▶ TASK DETAILS: Exclude all pictures, then copy each of the records exactly as written.

▶ EXTRACTED INFORMATION:

════

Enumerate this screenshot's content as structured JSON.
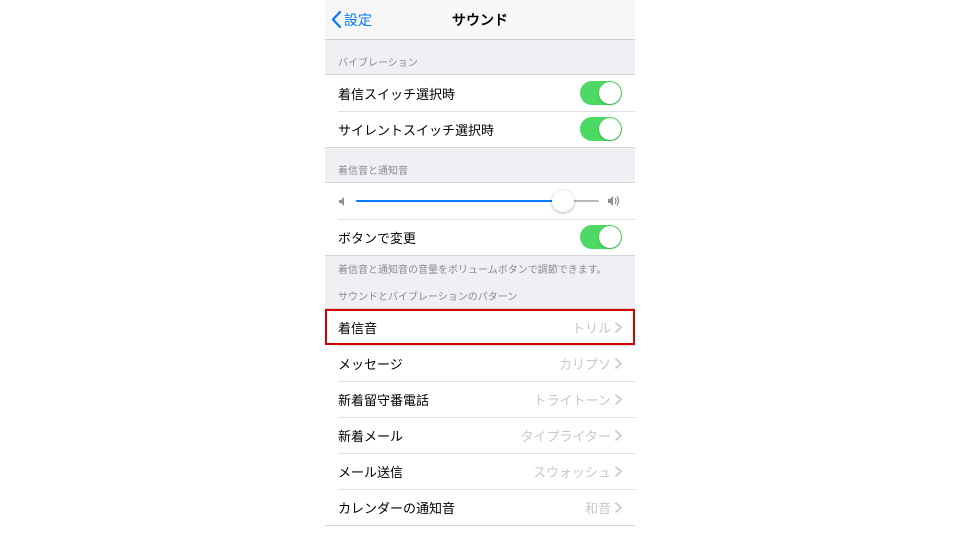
{
  "nav": {
    "back": "設定",
    "title": "サウンド"
  },
  "sections": {
    "vibration": {
      "header": "バイブレーション",
      "ringSwitch": "着信スイッチ選択時",
      "silentSwitch": "サイレントスイッチ選択時"
    },
    "ringer": {
      "header": "着信音と通知音",
      "volumePercent": 85,
      "buttonChange": "ボタンで変更",
      "footer": "着信音と通知音の音量をボリュームボタンで調節できます。"
    },
    "patterns": {
      "header": "サウンドとバイブレーションのパターン",
      "items": [
        {
          "label": "着信音",
          "value": "トリル",
          "highlight": true
        },
        {
          "label": "メッセージ",
          "value": "カリプソ"
        },
        {
          "label": "新着留守番電話",
          "value": "トライトーン"
        },
        {
          "label": "新着メール",
          "value": "タイプライター"
        },
        {
          "label": "メール送信",
          "value": "スウォッシュ"
        },
        {
          "label": "カレンダーの通知音",
          "value": "和音"
        }
      ]
    }
  }
}
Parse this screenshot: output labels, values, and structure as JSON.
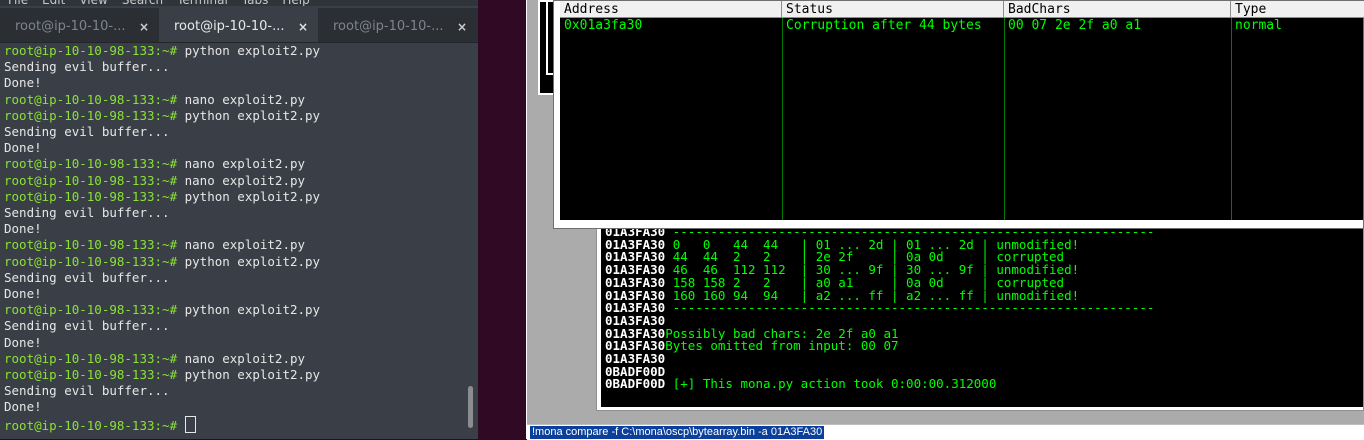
{
  "terminal": {
    "menu": [
      "File",
      "Edit",
      "View",
      "Search",
      "Terminal",
      "Tabs",
      "Help"
    ],
    "tabs": [
      {
        "label": "root@ip-10-10-...",
        "active": false
      },
      {
        "label": "root@ip-10-10-...",
        "active": true
      },
      {
        "label": "root@ip-10-10-...",
        "active": false
      }
    ],
    "close_glyph": "×",
    "prompt": "root@ip-10-10-98-133:~#",
    "lines": [
      {
        "type": "cmd",
        "text": " python exploit2.py"
      },
      {
        "type": "out",
        "text": "Sending evil buffer..."
      },
      {
        "type": "out",
        "text": "Done!"
      },
      {
        "type": "cmd",
        "text": " nano exploit2.py"
      },
      {
        "type": "cmd",
        "text": " python exploit2.py"
      },
      {
        "type": "out",
        "text": "Sending evil buffer..."
      },
      {
        "type": "out",
        "text": "Done!"
      },
      {
        "type": "cmd",
        "text": " nano exploit2.py"
      },
      {
        "type": "cmd",
        "text": " nano exploit2.py"
      },
      {
        "type": "cmd",
        "text": " python exploit2.py"
      },
      {
        "type": "out",
        "text": "Sending evil buffer..."
      },
      {
        "type": "out",
        "text": "Done!"
      },
      {
        "type": "cmd",
        "text": " nano exploit2.py"
      },
      {
        "type": "cmd",
        "text": " python exploit2.py"
      },
      {
        "type": "out",
        "text": "Sending evil buffer..."
      },
      {
        "type": "out",
        "text": "Done!"
      },
      {
        "type": "cmd",
        "text": " python exploit2.py"
      },
      {
        "type": "out",
        "text": "Sending evil buffer..."
      },
      {
        "type": "out",
        "text": "Done!"
      },
      {
        "type": "cmd",
        "text": " nano exploit2.py"
      },
      {
        "type": "cmd",
        "text": " python exploit2.py"
      },
      {
        "type": "out",
        "text": "Sending evil buffer..."
      },
      {
        "type": "out",
        "text": "Done!"
      },
      {
        "type": "cursor",
        "text": " "
      }
    ]
  },
  "mona_table": {
    "columns": [
      "Address",
      "Status",
      "BadChars",
      "Type"
    ],
    "rows": [
      {
        "address": "0x01a3fa30",
        "status": "Corruption after 44 bytes",
        "badchars": "00 07 2e 2f a0 a1",
        "type": "normal"
      }
    ]
  },
  "log": {
    "lines": [
      {
        "addr": "01A3FA30",
        "text": " ----------------------------------------------------------------"
      },
      {
        "addr": "01A3FA30",
        "text": " 0   0   44  44   | 01 ... 2d | 01 ... 2d | unmodified!"
      },
      {
        "addr": "01A3FA30",
        "text": " 44  44  2   2    | 2e 2f     | 0a 0d     | corrupted"
      },
      {
        "addr": "01A3FA30",
        "text": " 46  46  112 112  | 30 ... 9f | 30 ... 9f | unmodified!"
      },
      {
        "addr": "01A3FA30",
        "text": " 158 158 2   2    | a0 a1     | 0a 0d     | corrupted"
      },
      {
        "addr": "01A3FA30",
        "text": " 160 160 94  94   | a2 ... ff | a2 ... ff | unmodified!"
      },
      {
        "addr": "01A3FA30",
        "text": " ----------------------------------------------------------------"
      },
      {
        "addr": "01A3FA30",
        "text": ""
      },
      {
        "addr": "01A3FA30",
        "text": "Possibly bad chars: 2e 2f a0 a1"
      },
      {
        "addr": "01A3FA30",
        "text": "Bytes omitted from input: 00 07"
      },
      {
        "addr": "01A3FA30",
        "text": ""
      },
      {
        "addr": "0BADF00D",
        "text": ""
      },
      {
        "addr": "0BADF00D",
        "text": " [+] This mona.py action took 0:00:00.312000"
      }
    ]
  },
  "command_bar": {
    "value": "!mona compare -f C:\\mona\\oscp\\bytearray.bin -a 01A3FA30"
  }
}
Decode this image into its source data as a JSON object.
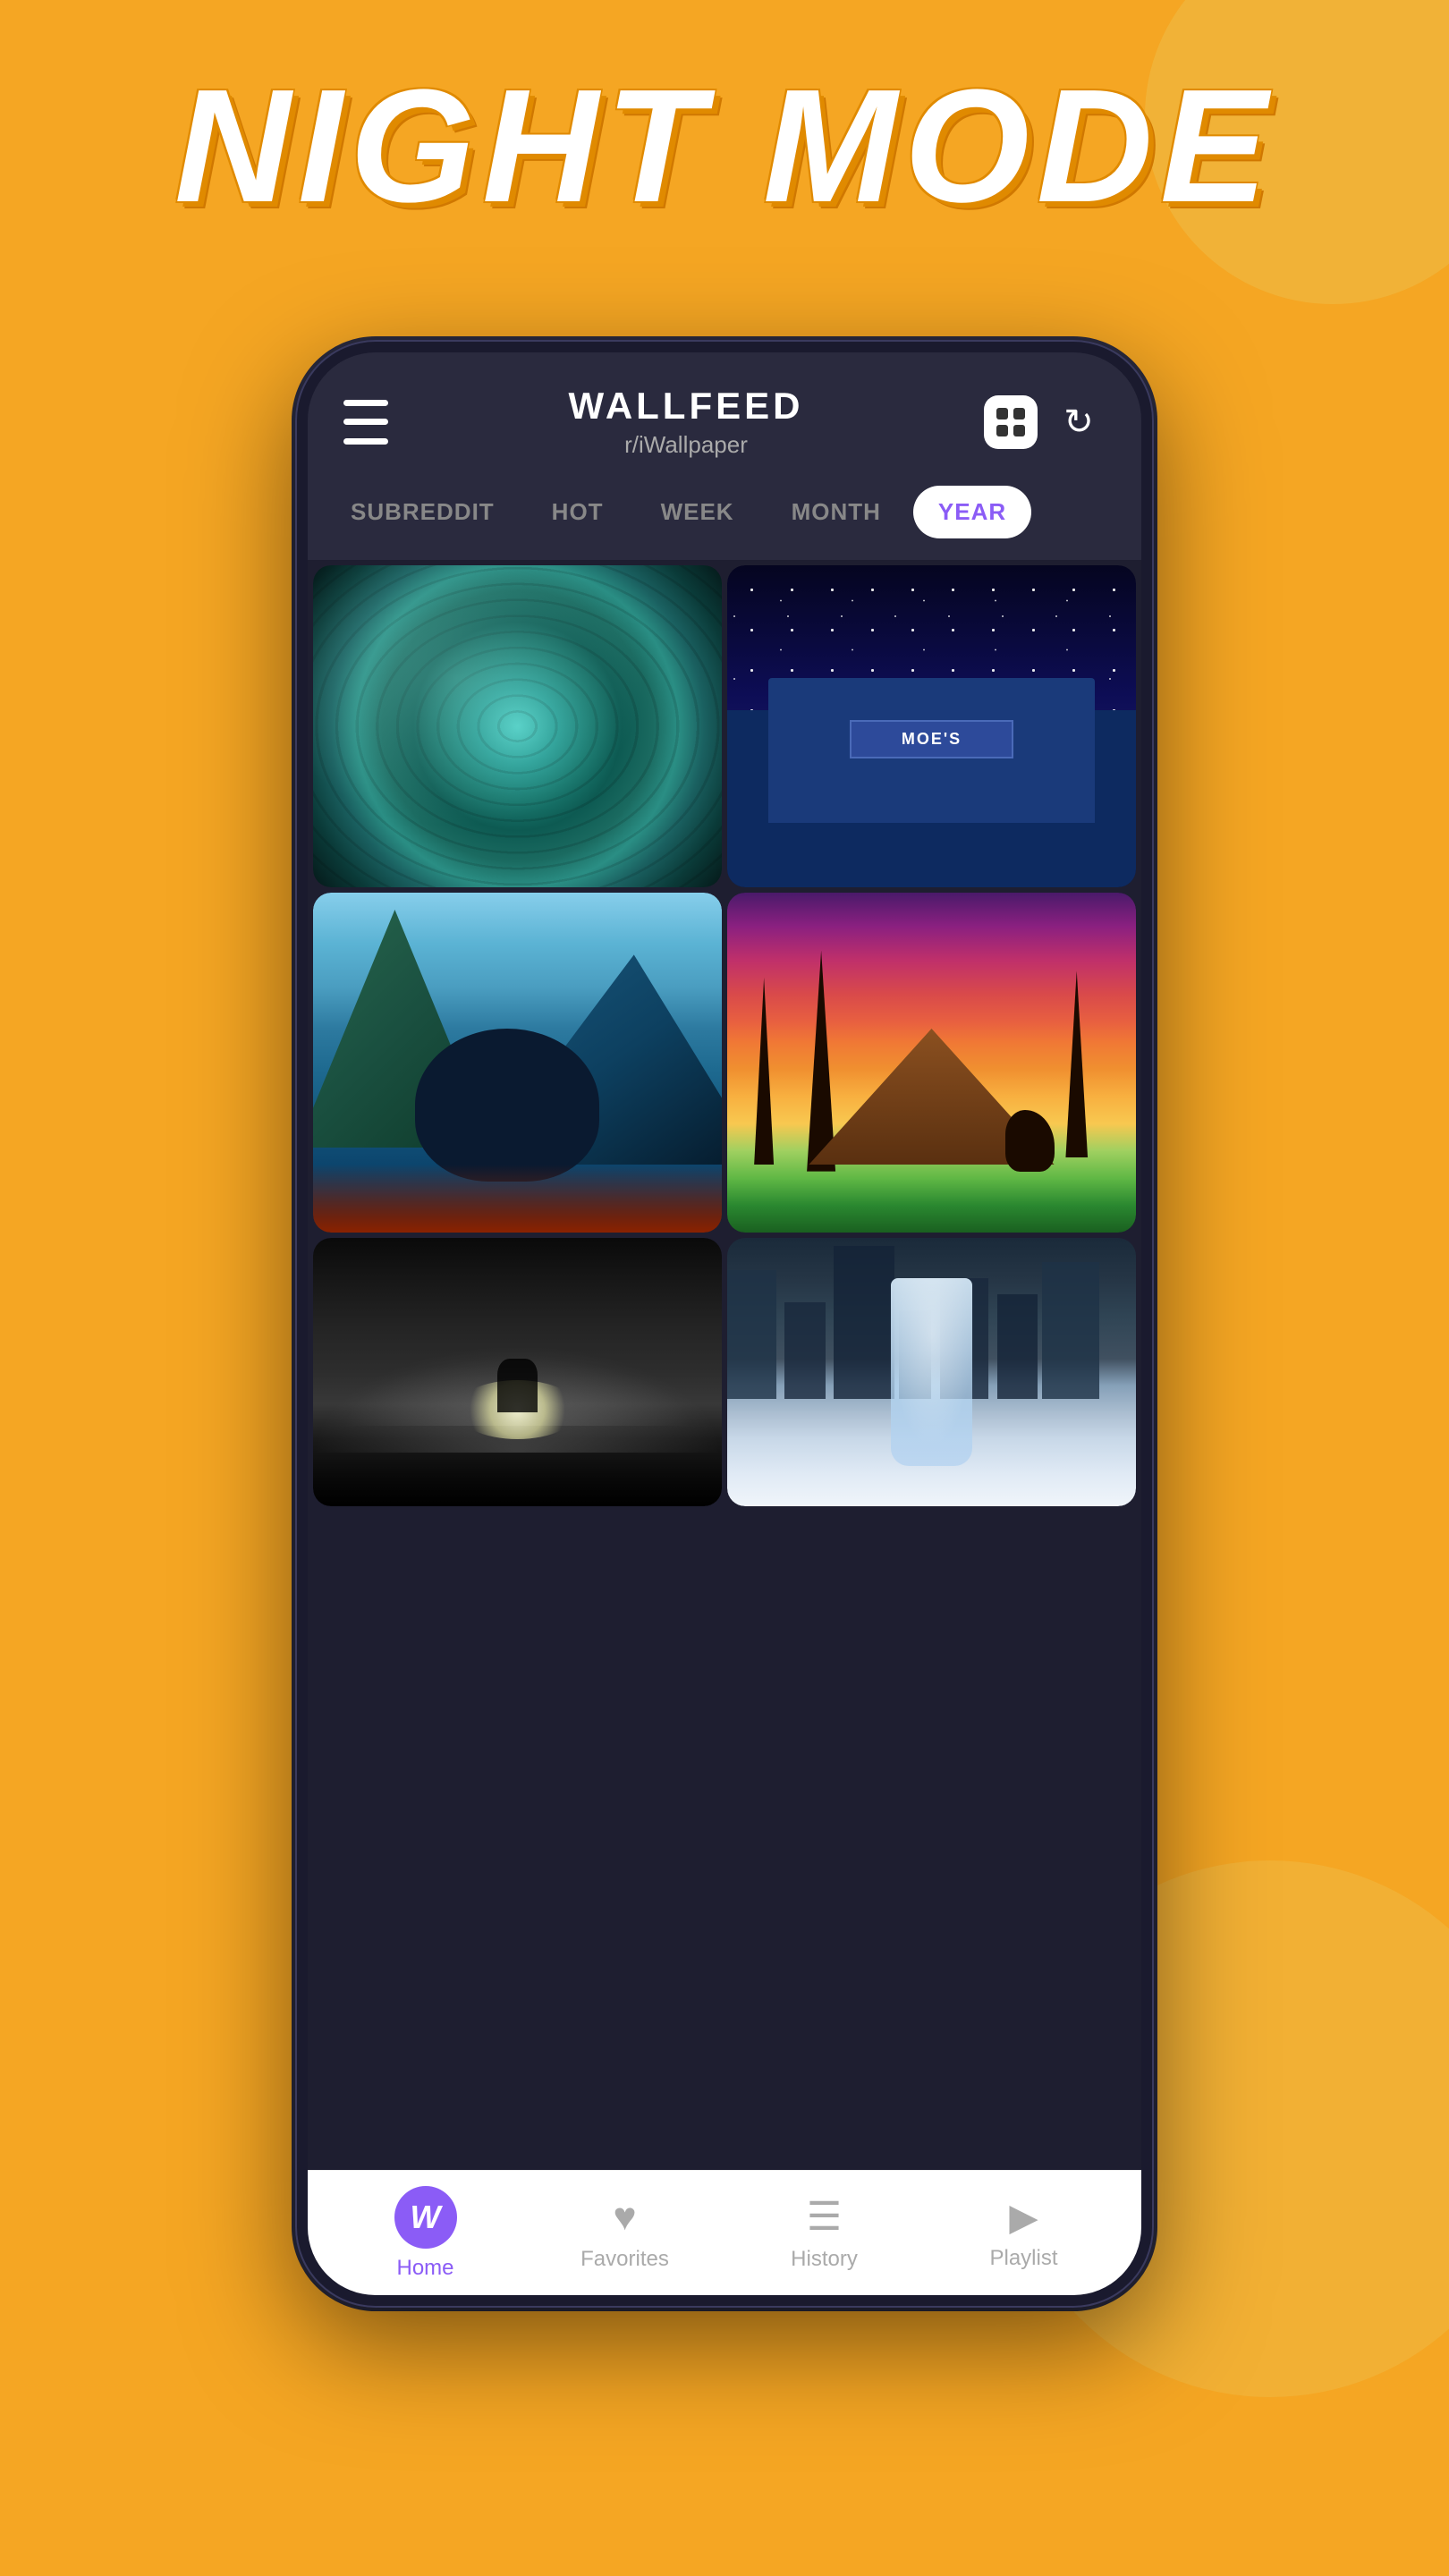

════

▶ WRITTEN RESPONSE:
Enumerate this screenshot's content as structured JSON.
{
  "nav": {
    "back": "設定",
    "title": "サウンド"
  },
  "sections": {
    "vibration": {
      "header": "バイブレーション",
      "ringSwitch": "着信スイッチ選択時",
      "silentSwitch": "サイレントスイッチ選択時"
    },
    "ringer": {
      "header": "着信音と通知音",
      "volumePercent": 85,
      "buttonChange": "ボタンで変更",
      "footer": "着信音と通知音の音量をボリュームボタンで調節できます。"
    },
    "patterns": {
      "header": "サウンドとバイブレーションのパターン",
      "items": [
        {
          "label": "着信音",
          "value": "トリル",
          "highlight": true
        },
        {
          "label": "メッセージ",
          "value": "カリプソ"
        },
        {
          "label": "新着留守番電話",
          "value": "トライトーン"
        },
        {
          "label": "新着メール",
          "value": "タイプライター"
        },
        {
          "label": "メール送信",
          "value": "スウォッシュ"
        },
        {
          "label": "カレンダーの通知音",
          "value": "和音"
        }
      ]
    }
  }
}
Parse this screenshot: output labels, values, and structure as JSON.
{
  "terminal": {
    "menu": [
      "File",
      "Edit",
      "View",
      "Search",
      "Terminal",
      "Tabs",
      "Help"
    ],
    "tabs": [
      {
        "label": "root@ip-10-10-...",
        "active": false
      },
      {
        "label": "root@ip-10-10-...",
        "active": true
      },
      {
        "label": "root@ip-10-10-...",
        "active": false
      }
    ],
    "close_glyph": "×",
    "prompt": "root@ip-10-10-98-133:~#",
    "lines": [
      {
        "type": "cmd",
        "text": " python exploit2.py"
      },
      {
        "type": "out",
        "text": "Sending evil buffer..."
      },
      {
        "type": "out",
        "text": "Done!"
      },
      {
        "type": "cmd",
        "text": " nano exploit2.py"
      },
      {
        "type": "cmd",
        "text": " python exploit2.py"
      },
      {
        "type": "out",
        "text": "Sending evil buffer..."
      },
      {
        "type": "out",
        "text": "Done!"
      },
      {
        "type": "cmd",
        "text": " nano exploit2.py"
      },
      {
        "type": "cmd",
        "text": " nano exploit2.py"
      },
      {
        "type": "cmd",
        "text": " python exploit2.py"
      },
      {
        "type": "out",
        "text": "Sending evil buffer..."
      },
      {
        "type": "out",
        "text": "Done!"
      },
      {
        "type": "cmd",
        "text": " nano exploit2.py"
      },
      {
        "type": "cmd",
        "text": " python exploit2.py"
      },
      {
        "type": "out",
        "text": "Sending evil buffer..."
      },
      {
        "type": "out",
        "text": "Done!"
      },
      {
        "type": "cmd",
        "text": " python exploit2.py"
      },
      {
        "type": "out",
        "text": "Sending evil buffer..."
      },
      {
        "type": "out",
        "text": "Done!"
      },
      {
        "type": "cmd",
        "text": " nano exploit2.py"
      },
      {
        "type": "cmd",
        "text": " python exploit2.py"
      },
      {
        "type": "out",
        "text": "Sending evil buffer..."
      },
      {
        "type": "out",
        "text": "Done!"
      },
      {
        "type": "cursor",
        "text": " "
      }
    ]
  },
  "mona_table": {
    "columns": [
      "Address",
      "Status",
      "BadChars",
      "Type"
    ],
    "rows": [
      {
        "address": "0x01a3fa30",
        "status": "Corruption after 44 bytes",
        "badchars": "00 07 2e 2f a0 a1",
        "type": "normal"
      }
    ]
  },
  "log": {
    "lines": [
      {
        "addr": "01A3FA30",
        "text": " ----------------------------------------------------------------"
      },
      {
        "addr": "01A3FA30",
        "text": " 0   0   44  44   | 01 ... 2d | 01 ... 2d | unmodified!"
      },
      {
        "addr": "01A3FA30",
        "text": " 44  44  2   2    | 2e 2f     | 0a 0d     | corrupted"
      },
      {
        "addr": "01A3FA30",
        "text": " 46  46  112 112  | 30 ... 9f | 30 ... 9f | unmodified!"
      },
      {
        "addr": "01A3FA30",
        "text": " 158 158 2   2    | a0 a1     | 0a 0d     | corrupted"
      },
      {
        "addr": "01A3FA30",
        "text": " 160 160 94  94   | a2 ... ff | a2 ... ff | unmodified!"
      },
      {
        "addr": "01A3FA30",
        "text": " ----------------------------------------------------------------"
      },
      {
        "addr": "01A3FA30",
        "text": ""
      },
      {
        "addr": "01A3FA30",
        "text": "Possibly bad chars: 2e 2f a0 a1"
      },
      {
        "addr": "01A3FA30",
        "text": "Bytes omitted from input: 00 07"
      },
      {
        "addr": "01A3FA30",
        "text": ""
      },
      {
        "addr": "0BADF00D",
        "text": ""
      },
      {
        "addr": "0BADF00D",
        "text": " [+] This mona.py action took 0:00:00.312000"
      }
    ]
  },
  "command_bar": {
    "value": "!mona compare -f C:\\mona\\oscp\\bytearray.bin -a 01A3FA30"
  }
}
Decode this image into its source data as a JSON object.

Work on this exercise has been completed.